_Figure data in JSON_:
▶
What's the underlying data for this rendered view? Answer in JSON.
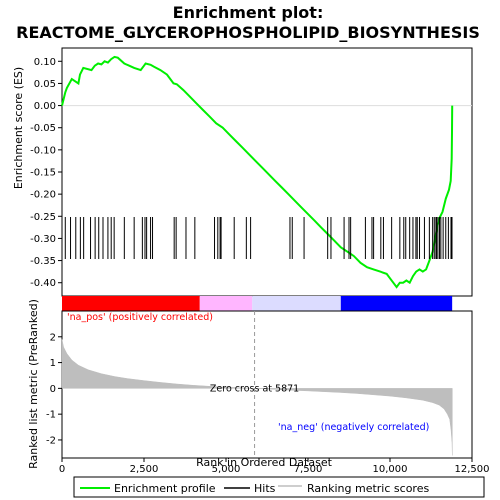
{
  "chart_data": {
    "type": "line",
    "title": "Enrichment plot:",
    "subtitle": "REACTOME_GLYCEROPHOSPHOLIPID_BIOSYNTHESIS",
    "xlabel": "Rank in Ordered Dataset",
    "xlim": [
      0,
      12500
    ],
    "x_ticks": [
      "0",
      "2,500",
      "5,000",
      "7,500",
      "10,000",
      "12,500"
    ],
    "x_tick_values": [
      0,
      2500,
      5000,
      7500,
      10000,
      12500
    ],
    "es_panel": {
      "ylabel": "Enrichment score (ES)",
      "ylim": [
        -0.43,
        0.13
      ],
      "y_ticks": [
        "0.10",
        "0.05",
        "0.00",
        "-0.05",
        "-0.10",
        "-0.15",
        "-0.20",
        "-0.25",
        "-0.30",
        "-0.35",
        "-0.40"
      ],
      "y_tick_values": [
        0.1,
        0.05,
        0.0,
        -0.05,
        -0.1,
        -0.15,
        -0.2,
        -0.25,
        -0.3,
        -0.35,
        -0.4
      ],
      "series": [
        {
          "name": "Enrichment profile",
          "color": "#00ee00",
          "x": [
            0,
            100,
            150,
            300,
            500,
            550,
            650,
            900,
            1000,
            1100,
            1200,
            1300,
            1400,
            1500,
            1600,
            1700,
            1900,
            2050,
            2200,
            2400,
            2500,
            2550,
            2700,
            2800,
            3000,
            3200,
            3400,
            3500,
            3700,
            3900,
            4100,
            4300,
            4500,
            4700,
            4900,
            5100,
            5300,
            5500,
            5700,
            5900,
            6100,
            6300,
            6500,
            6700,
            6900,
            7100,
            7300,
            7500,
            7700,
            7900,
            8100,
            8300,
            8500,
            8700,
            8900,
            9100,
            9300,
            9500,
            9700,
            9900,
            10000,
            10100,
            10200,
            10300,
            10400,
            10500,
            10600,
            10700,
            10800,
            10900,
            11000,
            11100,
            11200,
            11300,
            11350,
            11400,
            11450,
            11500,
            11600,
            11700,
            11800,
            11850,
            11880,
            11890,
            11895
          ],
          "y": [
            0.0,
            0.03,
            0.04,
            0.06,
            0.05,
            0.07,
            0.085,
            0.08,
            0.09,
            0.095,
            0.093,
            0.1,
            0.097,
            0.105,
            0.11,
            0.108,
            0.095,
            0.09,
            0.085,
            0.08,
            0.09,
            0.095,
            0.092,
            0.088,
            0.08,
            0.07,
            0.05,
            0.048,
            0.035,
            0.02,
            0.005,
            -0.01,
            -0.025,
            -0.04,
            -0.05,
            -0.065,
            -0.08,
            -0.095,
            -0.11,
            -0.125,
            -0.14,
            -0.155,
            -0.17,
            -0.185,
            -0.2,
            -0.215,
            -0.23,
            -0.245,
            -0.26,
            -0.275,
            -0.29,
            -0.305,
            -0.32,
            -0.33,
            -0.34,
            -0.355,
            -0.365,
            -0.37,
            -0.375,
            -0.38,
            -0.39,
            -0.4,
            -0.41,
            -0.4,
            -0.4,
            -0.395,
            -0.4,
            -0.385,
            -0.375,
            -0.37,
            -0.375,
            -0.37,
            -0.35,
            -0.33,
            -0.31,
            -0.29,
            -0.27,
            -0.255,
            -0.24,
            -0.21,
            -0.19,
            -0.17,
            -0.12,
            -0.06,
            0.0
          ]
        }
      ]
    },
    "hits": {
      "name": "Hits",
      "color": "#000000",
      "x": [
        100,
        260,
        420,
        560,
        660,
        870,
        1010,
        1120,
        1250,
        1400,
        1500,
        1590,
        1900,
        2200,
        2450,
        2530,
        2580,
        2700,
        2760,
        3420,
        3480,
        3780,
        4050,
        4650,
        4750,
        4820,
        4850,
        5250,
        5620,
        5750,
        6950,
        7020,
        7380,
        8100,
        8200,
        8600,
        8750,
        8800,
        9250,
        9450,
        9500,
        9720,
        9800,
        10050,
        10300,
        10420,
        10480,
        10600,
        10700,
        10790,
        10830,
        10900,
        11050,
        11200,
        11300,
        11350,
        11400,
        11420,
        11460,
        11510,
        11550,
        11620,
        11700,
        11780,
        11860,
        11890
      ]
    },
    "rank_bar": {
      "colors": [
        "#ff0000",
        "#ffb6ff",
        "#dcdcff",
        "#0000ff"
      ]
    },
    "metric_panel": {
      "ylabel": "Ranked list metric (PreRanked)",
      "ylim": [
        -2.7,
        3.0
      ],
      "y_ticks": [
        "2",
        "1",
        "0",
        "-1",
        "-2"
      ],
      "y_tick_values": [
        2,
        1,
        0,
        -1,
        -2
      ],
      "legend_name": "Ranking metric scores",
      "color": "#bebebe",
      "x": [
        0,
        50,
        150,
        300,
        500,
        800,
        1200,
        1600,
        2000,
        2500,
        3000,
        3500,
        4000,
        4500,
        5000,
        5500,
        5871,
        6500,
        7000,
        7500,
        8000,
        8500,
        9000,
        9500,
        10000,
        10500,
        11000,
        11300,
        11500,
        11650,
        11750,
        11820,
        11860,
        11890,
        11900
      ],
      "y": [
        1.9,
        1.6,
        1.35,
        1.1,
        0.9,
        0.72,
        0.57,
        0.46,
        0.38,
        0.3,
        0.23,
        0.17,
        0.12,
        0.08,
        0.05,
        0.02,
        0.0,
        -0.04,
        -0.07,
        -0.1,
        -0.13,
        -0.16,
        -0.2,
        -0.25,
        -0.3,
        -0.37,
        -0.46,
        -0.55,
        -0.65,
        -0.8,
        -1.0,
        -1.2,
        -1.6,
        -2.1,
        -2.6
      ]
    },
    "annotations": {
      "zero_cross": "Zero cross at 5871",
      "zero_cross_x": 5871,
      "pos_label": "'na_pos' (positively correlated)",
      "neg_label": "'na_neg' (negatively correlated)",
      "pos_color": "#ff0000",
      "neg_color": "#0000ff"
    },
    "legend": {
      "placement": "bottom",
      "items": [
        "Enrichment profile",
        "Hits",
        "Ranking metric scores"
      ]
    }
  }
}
◀
_Description of the task_: Show every line of the listing in which the string "scores" can be found.

_Task result_:
      "legend_name": "Ranking metric scores",
        "Ranking metric scores"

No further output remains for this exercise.